**Passage to read:**
▽

How can I concatenate regex literals in JavaScript?

Question

Is it possible to do something like this?

var pattern = /some regex segment/ + /* comment here */
    /another segment/;

Or do I have to use new RegExp() syntax and concatenate a string? I'd prefer to use the literal as the code is both more self-evident and concise.

Answer 1

Here is how to create a regular expression without using the regular expression literal syntax. This lets you do arbitrary string manipulation before it becomes a regular expression object:

var segment_part = "some bit of the regexp";
var pattern = new RegExp("some regex segment" + /*comment here */
              segment_part + /* that was defined just now */
              "another segment");

If you have two regular expression literals, you can in fact concatenate them using this technique:

var regex1 = /foo/g;
var regex2 = /bar/y;
var flags = (regex1.flags + regex2.flags).split("").sort().join("").replace(/(.)(?=.*\1)/g, "");
var regex3 = new RegExp(regex1.source + regex2.source, flags);
// regex3 is now /foobar/gy

It's just more wordy than just having expression one and two being literal strings instead of literal regular expressions.

△

**Short exercise 1:**
Quote the whole regex concatenation thread word for word.
The records are unrelated to the regex concatenation thread.

**Exercise input:**
▽

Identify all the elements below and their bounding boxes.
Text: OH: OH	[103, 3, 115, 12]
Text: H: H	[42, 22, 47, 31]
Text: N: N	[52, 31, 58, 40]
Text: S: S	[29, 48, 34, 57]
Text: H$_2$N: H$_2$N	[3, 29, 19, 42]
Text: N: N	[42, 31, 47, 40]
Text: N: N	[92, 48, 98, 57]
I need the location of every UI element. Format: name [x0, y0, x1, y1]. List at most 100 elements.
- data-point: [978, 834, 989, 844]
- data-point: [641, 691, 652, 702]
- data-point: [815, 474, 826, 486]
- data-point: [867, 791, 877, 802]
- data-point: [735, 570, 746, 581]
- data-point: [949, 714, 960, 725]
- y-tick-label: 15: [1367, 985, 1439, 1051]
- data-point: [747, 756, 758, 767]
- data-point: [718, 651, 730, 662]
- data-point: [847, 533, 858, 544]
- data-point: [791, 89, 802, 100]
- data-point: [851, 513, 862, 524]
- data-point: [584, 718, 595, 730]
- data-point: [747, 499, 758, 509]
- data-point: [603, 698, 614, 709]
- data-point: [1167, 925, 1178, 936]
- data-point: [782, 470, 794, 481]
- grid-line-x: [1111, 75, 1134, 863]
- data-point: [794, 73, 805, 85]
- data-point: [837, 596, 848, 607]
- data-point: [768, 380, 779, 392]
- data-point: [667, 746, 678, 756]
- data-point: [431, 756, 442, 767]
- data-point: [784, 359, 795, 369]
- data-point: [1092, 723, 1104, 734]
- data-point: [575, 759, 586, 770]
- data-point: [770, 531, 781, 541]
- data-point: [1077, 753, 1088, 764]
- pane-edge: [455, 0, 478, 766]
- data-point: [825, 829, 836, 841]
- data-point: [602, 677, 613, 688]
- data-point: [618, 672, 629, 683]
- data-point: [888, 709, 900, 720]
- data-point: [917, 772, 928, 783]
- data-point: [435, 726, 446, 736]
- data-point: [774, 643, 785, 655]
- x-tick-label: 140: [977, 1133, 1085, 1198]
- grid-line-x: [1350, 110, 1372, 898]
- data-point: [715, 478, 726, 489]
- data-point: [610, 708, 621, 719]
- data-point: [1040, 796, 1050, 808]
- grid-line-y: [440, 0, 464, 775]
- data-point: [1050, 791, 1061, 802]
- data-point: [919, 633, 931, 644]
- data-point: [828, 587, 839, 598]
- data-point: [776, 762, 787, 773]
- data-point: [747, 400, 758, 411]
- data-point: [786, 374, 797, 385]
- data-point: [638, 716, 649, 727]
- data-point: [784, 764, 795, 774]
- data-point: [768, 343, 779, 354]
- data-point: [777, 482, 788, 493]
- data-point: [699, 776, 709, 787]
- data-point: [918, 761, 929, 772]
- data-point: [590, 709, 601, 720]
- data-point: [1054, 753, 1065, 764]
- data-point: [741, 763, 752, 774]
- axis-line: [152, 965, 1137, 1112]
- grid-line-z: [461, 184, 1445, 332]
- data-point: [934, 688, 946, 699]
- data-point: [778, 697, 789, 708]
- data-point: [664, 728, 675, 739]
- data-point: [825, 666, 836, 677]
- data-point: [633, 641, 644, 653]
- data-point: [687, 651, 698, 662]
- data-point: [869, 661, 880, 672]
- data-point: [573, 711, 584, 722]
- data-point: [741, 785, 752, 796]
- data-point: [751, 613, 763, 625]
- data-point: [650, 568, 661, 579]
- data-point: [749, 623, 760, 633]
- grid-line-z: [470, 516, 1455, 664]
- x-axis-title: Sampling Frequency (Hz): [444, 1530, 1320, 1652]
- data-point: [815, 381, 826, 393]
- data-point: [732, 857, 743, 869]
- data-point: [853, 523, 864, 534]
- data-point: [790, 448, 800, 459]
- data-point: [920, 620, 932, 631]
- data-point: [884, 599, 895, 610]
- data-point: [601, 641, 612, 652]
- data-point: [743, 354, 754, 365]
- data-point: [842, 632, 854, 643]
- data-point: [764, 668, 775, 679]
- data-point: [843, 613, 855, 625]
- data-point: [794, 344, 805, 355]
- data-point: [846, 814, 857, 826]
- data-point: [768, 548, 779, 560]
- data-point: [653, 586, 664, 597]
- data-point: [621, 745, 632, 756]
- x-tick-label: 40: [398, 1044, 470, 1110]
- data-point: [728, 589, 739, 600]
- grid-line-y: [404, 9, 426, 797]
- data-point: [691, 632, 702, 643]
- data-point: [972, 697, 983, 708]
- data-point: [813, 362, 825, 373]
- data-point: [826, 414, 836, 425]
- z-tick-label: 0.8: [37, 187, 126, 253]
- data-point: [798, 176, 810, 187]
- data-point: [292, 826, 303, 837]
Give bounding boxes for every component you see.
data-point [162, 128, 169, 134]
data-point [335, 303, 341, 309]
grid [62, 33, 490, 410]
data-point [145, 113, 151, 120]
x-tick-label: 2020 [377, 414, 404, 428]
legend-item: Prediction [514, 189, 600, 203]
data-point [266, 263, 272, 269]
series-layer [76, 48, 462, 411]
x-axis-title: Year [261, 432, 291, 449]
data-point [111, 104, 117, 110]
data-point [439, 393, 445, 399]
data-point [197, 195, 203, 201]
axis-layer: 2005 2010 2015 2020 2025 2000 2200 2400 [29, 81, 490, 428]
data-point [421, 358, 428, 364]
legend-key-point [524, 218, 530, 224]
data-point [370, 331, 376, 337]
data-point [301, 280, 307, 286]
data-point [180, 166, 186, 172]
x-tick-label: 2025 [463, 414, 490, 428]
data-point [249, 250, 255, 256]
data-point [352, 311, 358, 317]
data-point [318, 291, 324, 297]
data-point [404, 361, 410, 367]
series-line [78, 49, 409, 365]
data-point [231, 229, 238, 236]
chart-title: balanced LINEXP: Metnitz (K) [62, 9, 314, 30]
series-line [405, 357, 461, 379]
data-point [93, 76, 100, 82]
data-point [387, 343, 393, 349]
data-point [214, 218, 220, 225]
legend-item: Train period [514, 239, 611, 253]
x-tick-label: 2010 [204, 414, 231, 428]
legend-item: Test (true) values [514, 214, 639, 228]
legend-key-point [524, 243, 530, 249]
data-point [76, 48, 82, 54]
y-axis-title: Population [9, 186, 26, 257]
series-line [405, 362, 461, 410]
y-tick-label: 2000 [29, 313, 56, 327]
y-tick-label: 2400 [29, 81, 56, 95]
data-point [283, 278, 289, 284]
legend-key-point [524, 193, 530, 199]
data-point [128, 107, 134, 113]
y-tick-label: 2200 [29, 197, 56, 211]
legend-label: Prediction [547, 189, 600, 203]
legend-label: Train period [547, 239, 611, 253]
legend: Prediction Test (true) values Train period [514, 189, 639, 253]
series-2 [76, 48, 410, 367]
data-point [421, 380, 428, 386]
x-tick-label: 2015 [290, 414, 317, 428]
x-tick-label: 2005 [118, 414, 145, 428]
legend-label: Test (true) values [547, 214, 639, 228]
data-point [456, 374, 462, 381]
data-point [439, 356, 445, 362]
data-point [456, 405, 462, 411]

△

**Short exercise 2:**
Update the records from their first line through the line containing "- data-point: [641, 691, 652, 702]", both included, by changing "bounding boxes" to "coordinates" and leaving everything else as it is. Give back only those lines.

**Exercise solution 1:**
How can I concatenate regex literals in JavaScript?

Question

Is it possible to do something like this?

var pattern = /some regex segment/ + /* comment here */
    /another segment/;

Or do I have to use new RegExp() syntax and concatenate a string? I'd prefer to use the literal as the code is both more self-evident and concise.

Answer 1

Here is how to create a regular expression without using the regular expression literal syntax. This lets you do arbitrary string manipulation before it becomes a regular expression object:

var segment_part = "some bit of the regexp";
var pattern = new RegExp("some regex segment" + /*comment here */
              segment_part + /* that was defined just now */
              "another segment");

If you have two regular expression literals, you can in fact concatenate them using this technique:

var regex1 = /foo/g;
var regex2 = /bar/y;
var flags = (regex1.flags + regex2.flags).split("").sort().join("").replace(/(.)(?=.*\1)/g, "");
var regex3 = new RegExp(regex1.source + regex2.source, flags);
// regex3 is now /foobar/gy

It's just more wordy than just having expression one and two being literal strings instead of literal regular expressions.

**Exercise solution 2:**
Identify all the elements below and their coordinates.
Text: OH: OH	[103, 3, 115, 12]
Text: H: H	[42, 22, 47, 31]
Text: N: N	[52, 31, 58, 40]
Text: S: S	[29, 48, 34, 57]
Text: H$_2$N: H$_2$N	[3, 29, 19, 42]
Text: N: N	[42, 31, 47, 40]
Text: N: N	[92, 48, 98, 57]
I need the location of every UI element. Format: name [x0, y0, x1, y1]. List at most 100 elements.
- data-point: [978, 834, 989, 844]
- data-point: [641, 691, 652, 702]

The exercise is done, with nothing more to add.